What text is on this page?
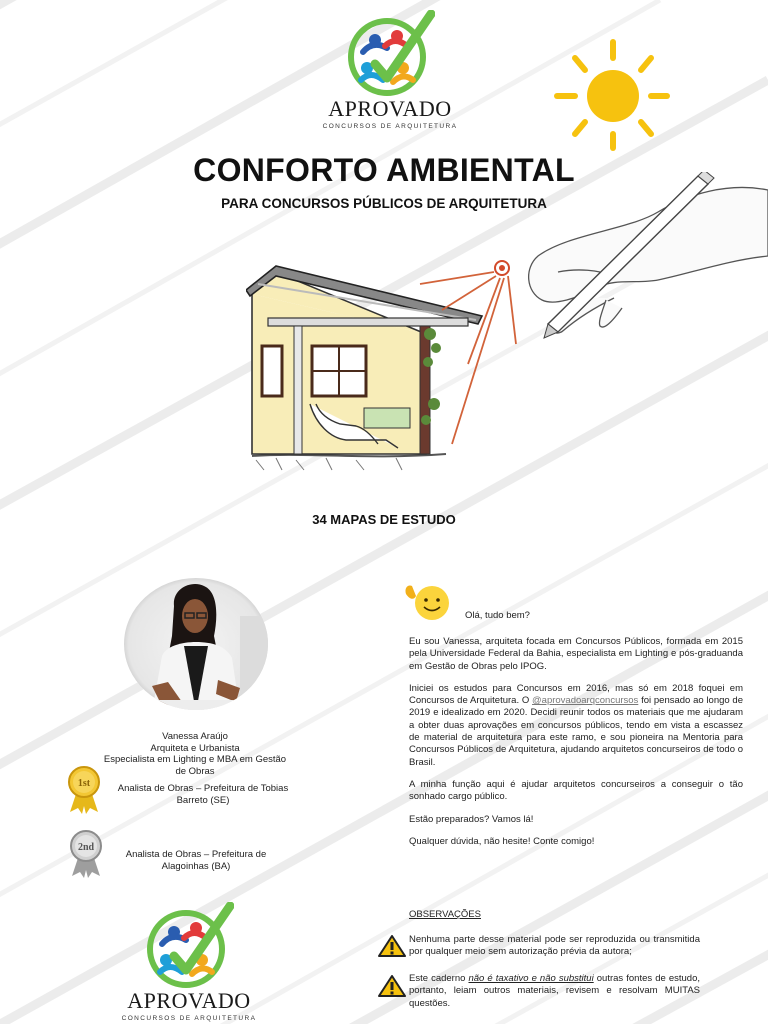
APROVADO
CONCURSOS DE ARQUITETURA
CONFORTO AMBIENTAL
PARA CONCURSOS PÚBLICOS DE ARQUITETURA
34 MAPAS DE ESTUDO
Vanessa Araújo
Arquiteta e Urbanista
Especialista em Lighting e MBA em Gestão de Obras
1st	Analista de Obras – Prefeitura de Tobias Barreto (SE)
2nd
Analista de Obras – Prefeitura de Alagoinhas (BA)
APROVADO
CONCURSOS DE ARQUITETURA
Olá, tudo bem?

Eu sou Vanessa, arquiteta focada em Concursos Públicos, formada em 2015 pela Universidade Federal da Bahia, especialista em Lighting e pós-graduanda em Gestão de Obras pelo IPOG.

Iniciei os estudos para Concursos em 2016, mas só em 2018 foquei em Concursos de Arquitetura. O @aprovadoarqconcursos foi pensado ao longo de 2019 e idealizado em 2020. Decidi reunir todos os materiais que me ajudaram a obter duas aprovações em concursos públicos, tendo em vista a escassez de material de arquitetura para este ramo, e sou pioneira na Mentoria para Concursos Públicos de Arquitetura, ajudando arquitetos concurseiros de todo o Brasil.

A minha função aqui é ajudar arquitetos concurseiros a conseguir o tão sonhado cargo público.

Estão preparados? Vamos lá!

Qualquer dúvida, não hesite! Conte comigo!

OBSERVAÇÕES
Nenhuma parte desse material pode ser reproduzida ou transmitida por qualquer meio sem autorização prévia da autora;
Este caderno não é taxativo e não substitui outras fontes de estudo, portanto, leiam outros materiais, revisem e resolvam MUITAS questões.
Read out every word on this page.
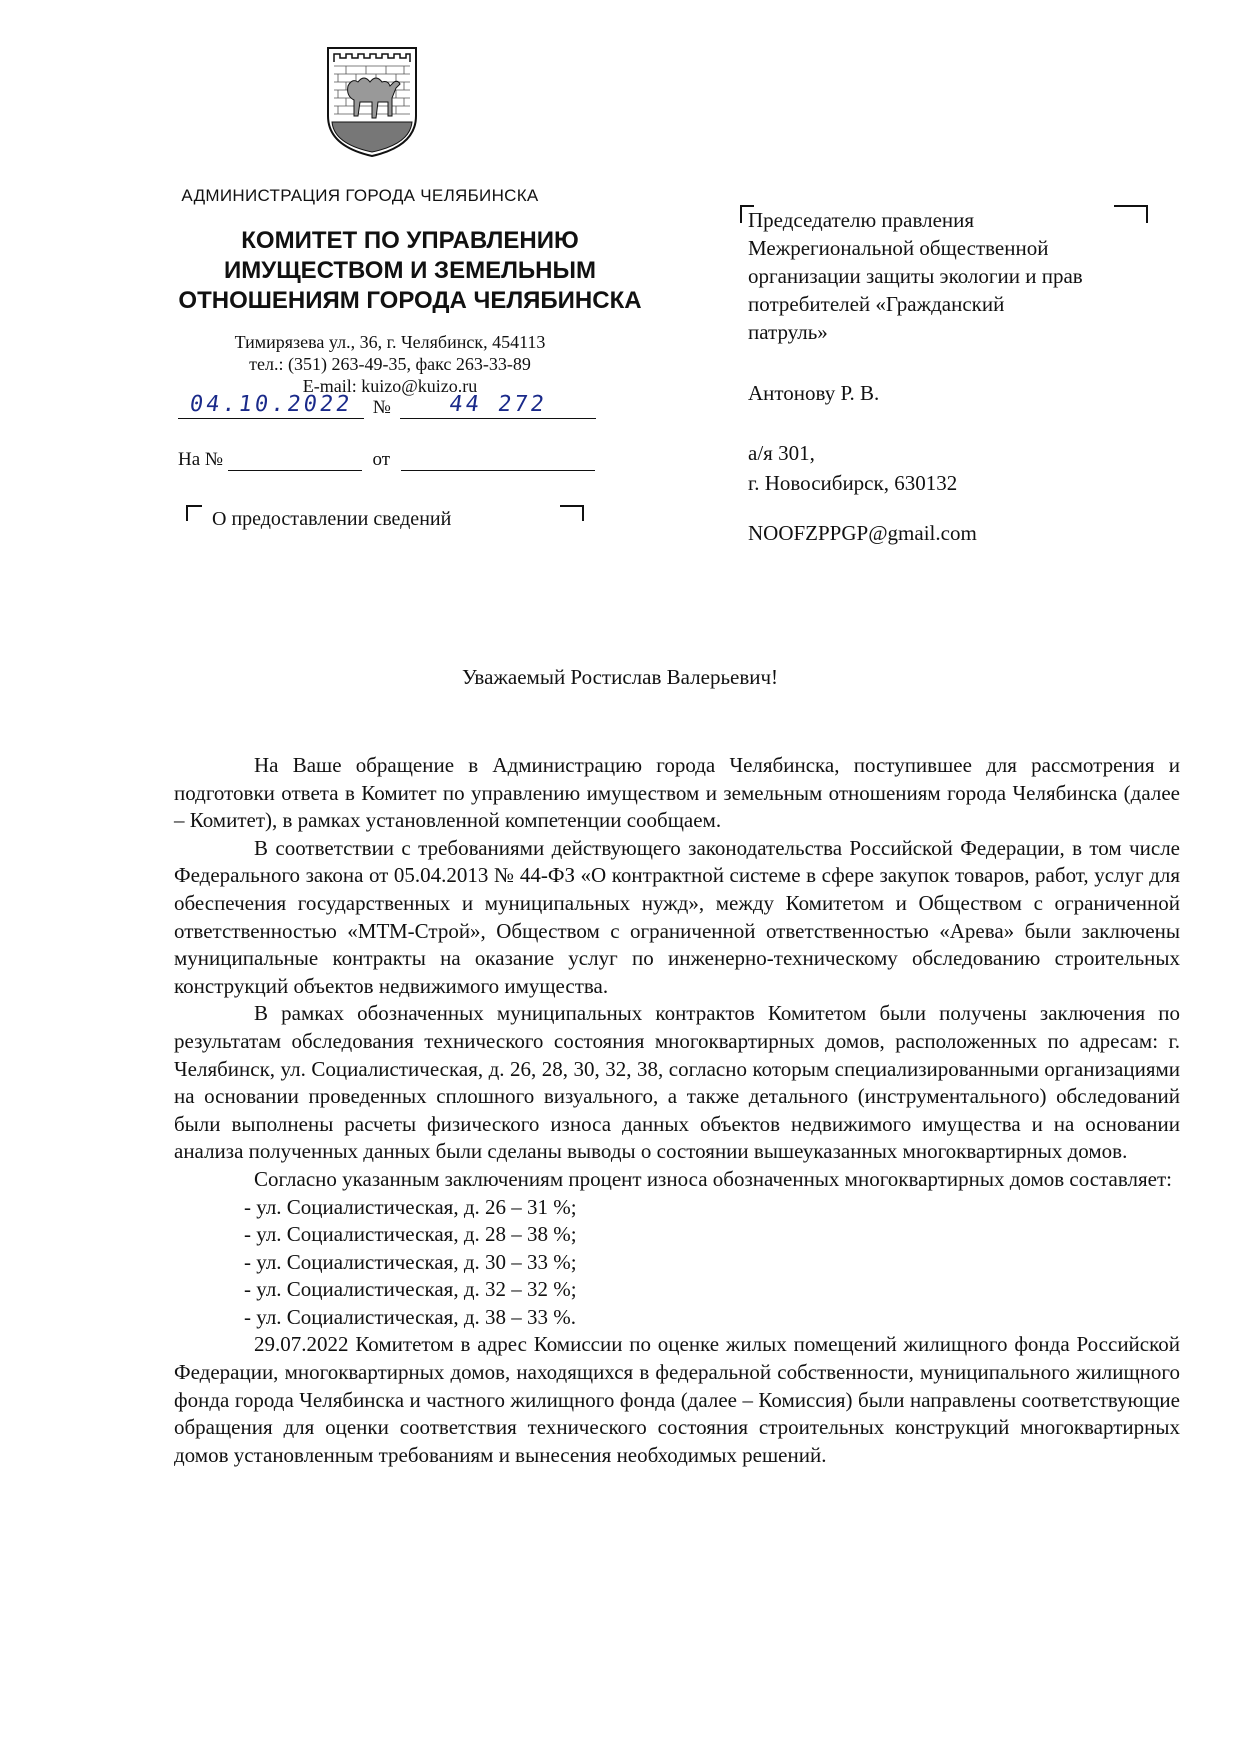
АДМИНИСТРАЦИЯ ГОРОДА ЧЕЛЯБИНСКА
КОМИТЕТ ПО УПРАВЛЕНИЮ
ИМУЩЕСТВОМ И ЗЕМЕЛЬНЫМ
ОТНОШЕНИЯМ ГОРОДА ЧЕЛЯБИНСКА
Тимирязева ул., 36, г. Челябинск, 454113
тел.: (351) 263-49-35, факс 263-33-89
E-mail: kuizo@kuizo.ru
04.10.2022 №	44 272
На №	от
О предоставлении сведений
Председателю правления
Межрегиональной общественной
организации защиты экологии и прав
потребителей «Гражданский
патруль»
Антонову Р. В.
а/я 301,
г. Новосибирск, 630132
NOOFZPPGP@gmail.com
Уважаемый Ростислав Валерьевич!

На Ваше обращение в Администрацию города Челябинска, поступившее для рассмотрения и подготовки ответа в Комитет по управлению имуществом и земельным отношениям города Челябинска (далее – Комитет), в рамках установленной компетенции сообщаем.

В соответствии с требованиями действующего законодательства Российской Федерации, в том числе Федерального закона от 05.04.2013 № 44-ФЗ «О контрактной системе в сфере закупок товаров, работ, услуг для обеспечения государственных и муниципальных нужд», между Комитетом и Обществом с ограниченной ответственностью «МТМ-Строй», Обществом с ограниченной ответственностью «Арева» были заключены муниципальные контракты на оказание услуг по инженерно-техническому обследованию строительных конструкций объектов недвижимого имущества.

В рамках обозначенных муниципальных контрактов Комитетом были получены заключения по результатам обследования технического состояния многоквартирных домов, расположенных по адресам: г. Челябинск, ул. Социалистическая, д. 26, 28, 30, 32, 38, согласно которым специализированными организациями на основании проведенных сплошного визуального, а также детального (инструментального) обследований были выполнены расчеты физического износа данных объектов недвижимого имущества и на основании анализа полученных данных были сделаны выводы о состоянии вышеуказанных многоквартирных домов.

Согласно указанным заключениям процент износа обозначенных многоквартирных домов составляет:

- ул. Социалистическая, д. 26 – 31 %;
- ул. Социалистическая, д. 28 – 38 %;
- ул. Социалистическая, д. 30 – 33 %;
- ул. Социалистическая, д. 32 – 32 %;
- ул. Социалистическая, д. 38 – 33 %.

29.07.2022 Комитетом в адрес Комиссии по оценке жилых помещений жилищного фонда Российской Федерации, многоквартирных домов, находящихся в федеральной собственности, муниципального жилищного фонда города Челябинска и частного жилищного фонда (далее – Комиссия) были направлены соответствующие обращения для оценки соответствия технического состояния строительных конструкций многоквартирных домов установленным требованиям и вынесения необходимых решений.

====

Requirements:
Pictures don't belong in the copy. Restate all the entries exactly.

Problem solution:
What text is on this page?
APROVADO
CONCURSOS DE ARQUITETURA
CONFORTO AMBIENTAL
PARA CONCURSOS PÚBLICOS DE ARQUITETURA
34 MAPAS DE ESTUDO
Vanessa Araújo
Arquiteta e Urbanista
Especialista em Lighting e MBA em Gestão de Obras
1st	Analista de Obras – Prefeitura de Tobias Barreto (SE)
2nd
Analista de Obras – Prefeitura de Alagoinhas (BA)
APROVADO
CONCURSOS DE ARQUITETURA
Olá, tudo bem?

Eu sou Vanessa, arquiteta focada em Concursos Públicos, formada em 2015 pela Universidade Federal da Bahia, especialista em Lighting e pós-graduanda em Gestão de Obras pelo IPOG.

Iniciei os estudos para Concursos em 2016, mas só em 2018 foquei em Concursos de Arquitetura. O @aprovadoarqconcursos foi pensado ao longo de 2019 e idealizado em 2020. Decidi reunir todos os materiais que me ajudaram a obter duas aprovações em concursos públicos, tendo em vista a escassez de material de arquitetura para este ramo, e sou pioneira na Mentoria para Concursos Públicos de Arquitetura, ajudando arquitetos concurseiros de todo o Brasil.

A minha função aqui é ajudar arquitetos concurseiros a conseguir o tão sonhado cargo público.

Estão preparados? Vamos lá!

Qualquer dúvida, não hesite! Conte comigo!

OBSERVAÇÕES
Nenhuma parte desse material pode ser reproduzida ou transmitida por qualquer meio sem autorização prévia da autora;
Este caderno não é taxativo e não substitui outras fontes de estudo, portanto, leiam outros materiais, revisem e resolvam MUITAS questões.
Read out every word on this page.
АДМИНИСТРАЦИЯ ГОРОДА ЧЕЛЯБИНСКА
КОМИТЕТ ПО УПРАВЛЕНИЮ
ИМУЩЕСТВОМ И ЗЕМЕЛЬНЫМ
ОТНОШЕНИЯМ ГОРОДА ЧЕЛЯБИНСКА
Тимирязева ул., 36, г. Челябинск, 454113
тел.: (351) 263-49-35, факс 263-33-89
E-mail: kuizo@kuizo.ru
04.10.2022 №	44 272
На №	от
О предоставлении сведений
Председателю правления
Межрегиональной общественной
организации защиты экологии и прав
потребителей «Гражданский
патруль»
Антонову Р. В.
а/я 301,
г. Новосибирск, 630132
NOOFZPPGP@gmail.com
Уважаемый Ростислав Валерьевич!

На Ваше обращение в Администрацию города Челябинска, поступившее для рассмотрения и подготовки ответа в Комитет по управлению имуществом и земельным отношениям города Челябинска (далее – Комитет), в рамках установленной компетенции сообщаем.

В соответствии с требованиями действующего законодательства Российской Федерации, в том числе Федерального закона от 05.04.2013 № 44-ФЗ «О контрактной системе в сфере закупок товаров, работ, услуг для обеспечения государственных и муниципальных нужд», между Комитетом и Обществом с ограниченной ответственностью «МТМ-Строй», Обществом с ограниченной ответственностью «Арева» были заключены муниципальные контракты на оказание услуг по инженерно-техническому обследованию строительных конструкций объектов недвижимого имущества.

В рамках обозначенных муниципальных контрактов Комитетом были получены заключения по результатам обследования технического состояния многоквартирных домов, расположенных по адресам: г. Челябинск, ул. Социалистическая, д. 26, 28, 30, 32, 38, согласно которым специализированными организациями на основании проведенных сплошного визуального, а также детального (инструментального) обследований были выполнены расчеты физического износа данных объектов недвижимого имущества и на основании анализа полученных данных были сделаны выводы о состоянии вышеуказанных многоквартирных домов.

Согласно указанным заключениям процент износа обозначенных многоквартирных домов составляет:

- ул. Социалистическая, д. 26 – 31 %;
- ул. Социалистическая, д. 28 – 38 %;
- ул. Социалистическая, д. 30 – 33 %;
- ул. Социалистическая, д. 32 – 32 %;
- ул. Социалистическая, д. 38 – 33 %.

29.07.2022 Комитетом в адрес Комиссии по оценке жилых помещений жилищного фонда Российской Федерации, многоквартирных домов, находящихся в федеральной собственности, муниципального жилищного фонда города Челябинска и частного жилищного фонда (далее – Комиссия) были направлены соответствующие обращения для оценки соответствия технического состояния строительных конструкций многоквартирных домов установленным требованиям и вынесения необходимых решений.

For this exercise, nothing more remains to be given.